● Provided data:
/---

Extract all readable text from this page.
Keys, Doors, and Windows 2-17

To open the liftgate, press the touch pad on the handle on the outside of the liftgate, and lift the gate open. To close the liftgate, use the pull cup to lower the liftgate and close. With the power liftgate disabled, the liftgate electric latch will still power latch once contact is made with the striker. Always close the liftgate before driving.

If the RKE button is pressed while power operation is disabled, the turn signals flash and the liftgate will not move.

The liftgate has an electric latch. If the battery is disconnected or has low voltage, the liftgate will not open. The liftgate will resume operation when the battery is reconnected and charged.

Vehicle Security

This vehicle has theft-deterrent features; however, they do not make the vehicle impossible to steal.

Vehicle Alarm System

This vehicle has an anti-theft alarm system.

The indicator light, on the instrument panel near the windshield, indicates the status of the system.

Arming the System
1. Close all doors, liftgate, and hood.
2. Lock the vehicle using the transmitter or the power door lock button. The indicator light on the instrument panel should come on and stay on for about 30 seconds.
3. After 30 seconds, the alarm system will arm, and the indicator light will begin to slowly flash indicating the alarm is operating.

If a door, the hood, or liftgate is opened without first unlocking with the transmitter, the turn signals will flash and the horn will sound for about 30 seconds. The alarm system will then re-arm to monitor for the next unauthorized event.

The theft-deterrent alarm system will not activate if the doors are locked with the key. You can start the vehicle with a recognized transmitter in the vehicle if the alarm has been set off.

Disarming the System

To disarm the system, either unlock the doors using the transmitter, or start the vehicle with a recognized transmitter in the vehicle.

\---

● Instructions for the task: Every line of the material must be returned exactly as it appears.

● Output for this task:
Extract all readable text from this page.
Keys, Doors, and Windows 2-17

To open the liftgate, press the touch pad on the handle on the outside of the liftgate, and lift the gate open. To close the liftgate, use the pull cup to lower the liftgate and close. With the power liftgate disabled, the liftgate electric latch will still power latch once contact is made with the striker. Always close the liftgate before driving.

If the RKE button is pressed while power operation is disabled, the turn signals flash and the liftgate will not move.

The liftgate has an electric latch. If the battery is disconnected or has low voltage, the liftgate will not open. The liftgate will resume operation when the battery is reconnected and charged.

Vehicle Security

This vehicle has theft-deterrent features; however, they do not make the vehicle impossible to steal.

Vehicle Alarm System

This vehicle has an anti-theft alarm system.

The indicator light, on the instrument panel near the windshield, indicates the status of the system.

Arming the System
1. Close all doors, liftgate, and hood.
2. Lock the vehicle using the transmitter or the power door lock button. The indicator light on the instrument panel should come on and stay on for about 30 seconds.
3. After 30 seconds, the alarm system will arm, and the indicator light will begin to slowly flash indicating the alarm is operating.

If a door, the hood, or liftgate is opened without first unlocking with the transmitter, the turn signals will flash and the horn will sound for about 30 seconds. The alarm system will then re-arm to monitor for the next unauthorized event.

The theft-deterrent alarm system will not activate if the doors are locked with the key. You can start the vehicle with a recognized transmitter in the vehicle if the alarm has been set off.

Disarming the System

To disarm the system, either unlock the doors using the transmitter, or start the vehicle with a recognized transmitter in the vehicle.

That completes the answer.